▸ **Goal of the exercise**
The entries below should be transcribed in their entirety, exactly as written.

::::

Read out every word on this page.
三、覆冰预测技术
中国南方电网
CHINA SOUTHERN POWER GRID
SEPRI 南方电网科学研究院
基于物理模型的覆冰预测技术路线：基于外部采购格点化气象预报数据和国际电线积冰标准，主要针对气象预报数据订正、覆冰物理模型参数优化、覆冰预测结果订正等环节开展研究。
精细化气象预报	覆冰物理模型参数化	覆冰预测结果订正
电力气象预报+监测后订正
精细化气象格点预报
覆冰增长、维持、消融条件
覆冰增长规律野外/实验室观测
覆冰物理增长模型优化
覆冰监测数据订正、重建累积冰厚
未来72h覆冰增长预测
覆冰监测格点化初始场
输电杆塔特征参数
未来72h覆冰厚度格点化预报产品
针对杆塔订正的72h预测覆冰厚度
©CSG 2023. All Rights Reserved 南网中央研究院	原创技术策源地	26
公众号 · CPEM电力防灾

::::

▸ **Output of the task**
Read out every word on this page.
三、覆冰预测技术
中国南方电网
CHINA SOUTHERN POWER GRID
SEPRI 南方电网科学研究院
基于物理模型的覆冰预测技术路线：基于外部采购格点化气象预报数据和国际电线积冰标准，主要针对气象预报数据订正、覆冰物理模型参数优化、覆冰预测结果订正等环节开展研究。
精细化气象预报	覆冰物理模型参数化	覆冰预测结果订正
电力气象预报+监测后订正
精细化气象格点预报
覆冰增长、维持、消融条件
覆冰增长规律野外/实验室观测
覆冰物理增长模型优化
覆冰监测数据订正、重建累积冰厚
未来72h覆冰增长预测
覆冰监测格点化初始场
输电杆塔特征参数
未来72h覆冰厚度格点化预报产品
针对杆塔订正的72h预测覆冰厚度
©CSG 2023. All Rights Reserved 南网中央研究院	原创技术策源地	26
公众号 · CPEM电力防灾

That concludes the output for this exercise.